### Working data:

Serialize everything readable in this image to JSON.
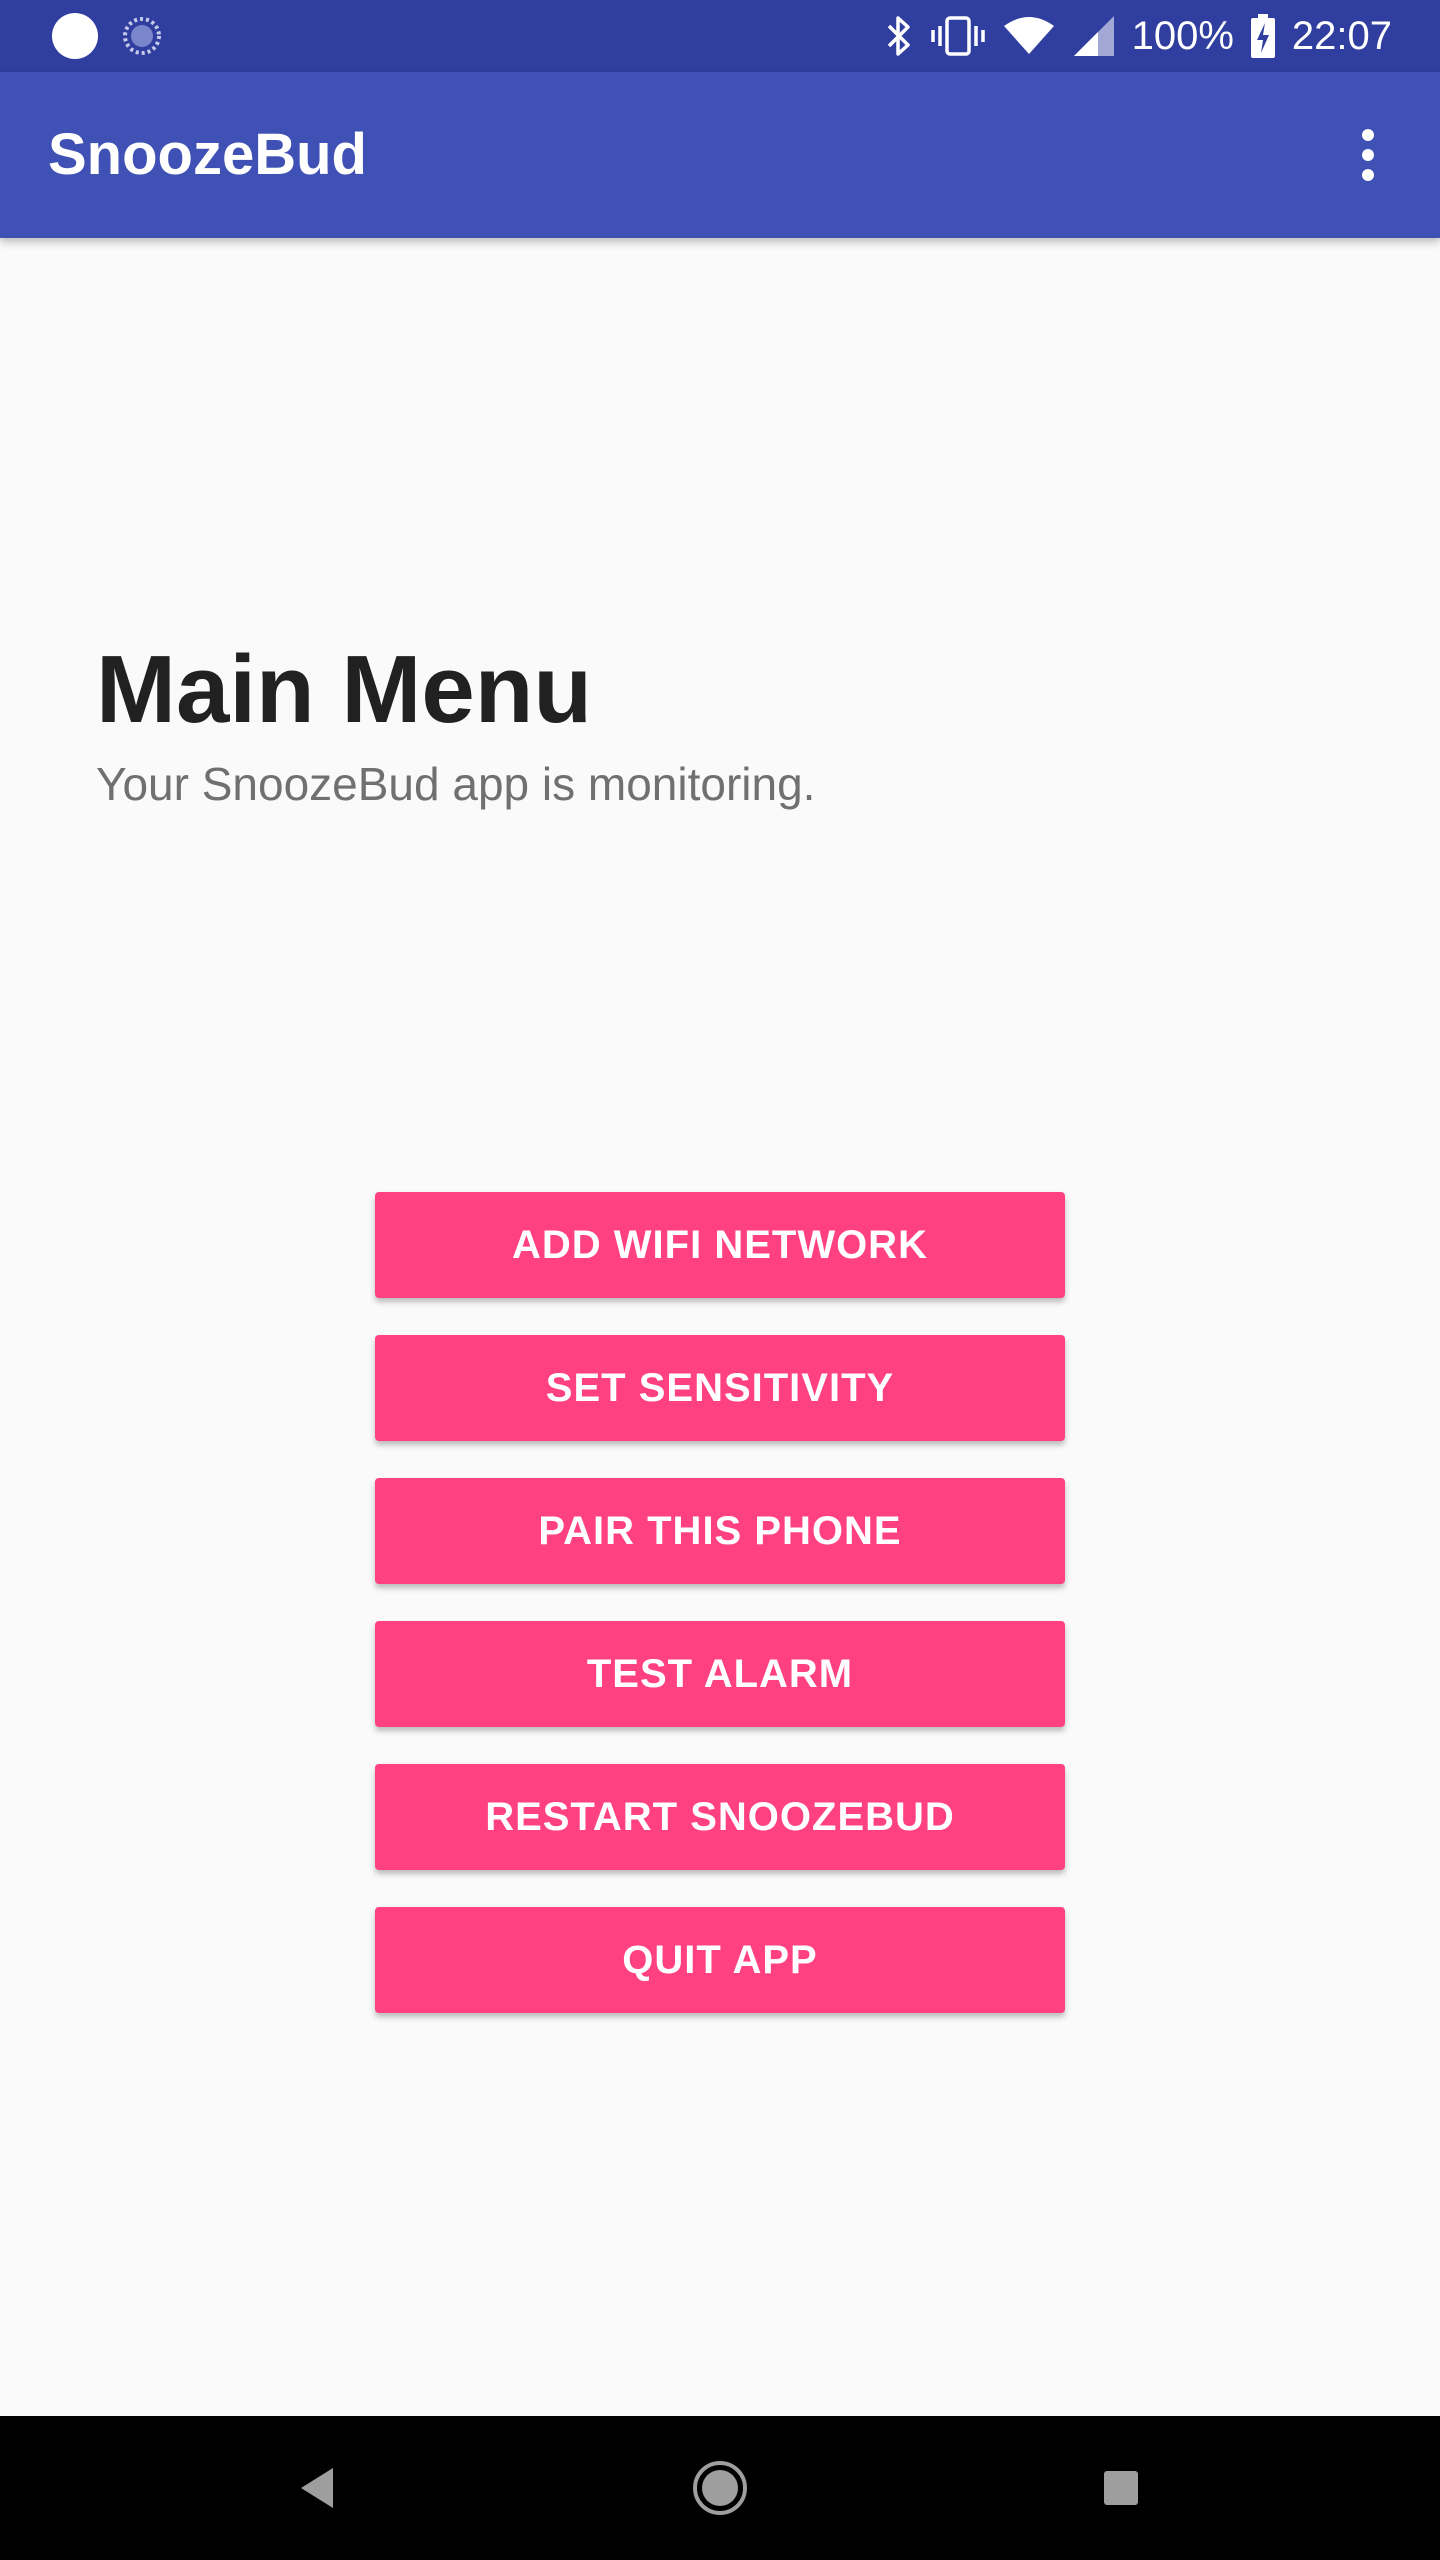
{
  "status_bar": {
    "battery": "100%",
    "time": "22:07",
    "icons": [
      "notification-dot-icon",
      "sync-icon",
      "bluetooth-icon",
      "vibrate-icon",
      "wifi-icon",
      "cellular-signal-icon",
      "battery-charging-icon"
    ]
  },
  "app_bar": {
    "title": "SnoozeBud",
    "overflow_icon": "more-vert-icon"
  },
  "main": {
    "headline": "Main Menu",
    "subhead": "Your SnoozeBud app is monitoring.",
    "buttons": [
      {
        "label": "ADD WIFI NETWORK"
      },
      {
        "label": "SET SENSITIVITY"
      },
      {
        "label": "PAIR THIS PHONE"
      },
      {
        "label": "TEST ALARM"
      },
      {
        "label": "RESTART SNOOZEBUD"
      },
      {
        "label": "QUIT APP"
      }
    ]
  },
  "nav_bar": {
    "icons": [
      "back-icon",
      "home-icon",
      "recents-icon"
    ]
  },
  "colors": {
    "status_bar": "#303f9f",
    "app_bar": "#3f51b5",
    "accent": "#ff4081",
    "background": "#fafafa"
  }
}
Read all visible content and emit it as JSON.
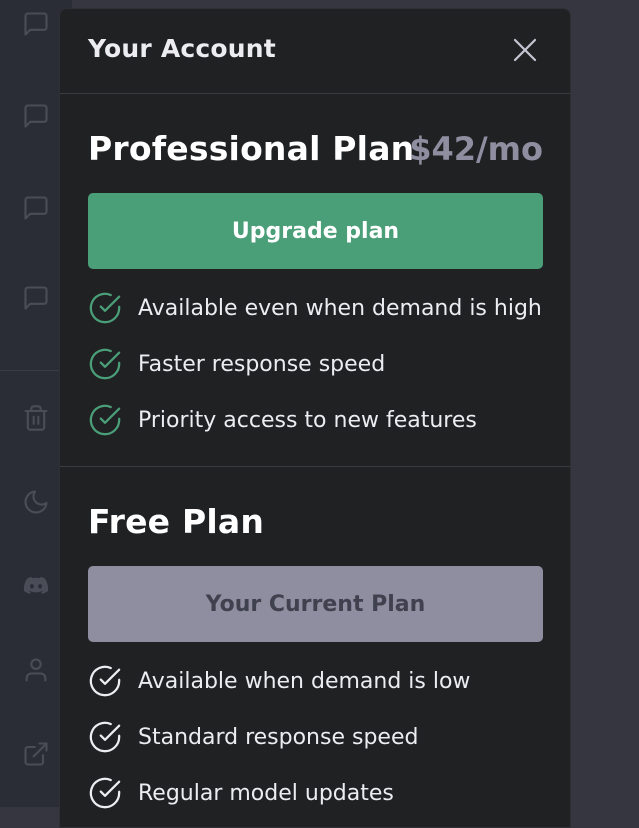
{
  "modal": {
    "title": "Your Account",
    "close_icon": "close-icon"
  },
  "professional_plan": {
    "name": "Professional Plan",
    "price": "$42/mo",
    "button_label": "Upgrade plan",
    "button_color": "#4a9e78",
    "check_color": "#4a9e78",
    "features": [
      "Available even when demand is high",
      "Faster response speed",
      "Priority access to new features"
    ]
  },
  "free_plan": {
    "name": "Free Plan",
    "button_label": "Your Current Plan",
    "button_color": "#8e8ea0",
    "check_color": "#ececf1",
    "features": [
      "Available when demand is low",
      "Standard response speed",
      "Regular model updates"
    ]
  },
  "sidebar": {
    "icons": [
      "chat-icon",
      "chat-icon",
      "chat-icon",
      "chat-icon",
      "trash-icon",
      "moon-icon",
      "discord-icon",
      "user-icon",
      "external-link-icon"
    ]
  }
}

### What to produce:
A line counts if it holds the word "JSON". How many lines of the entries count? Give the number only.

### The answer:
2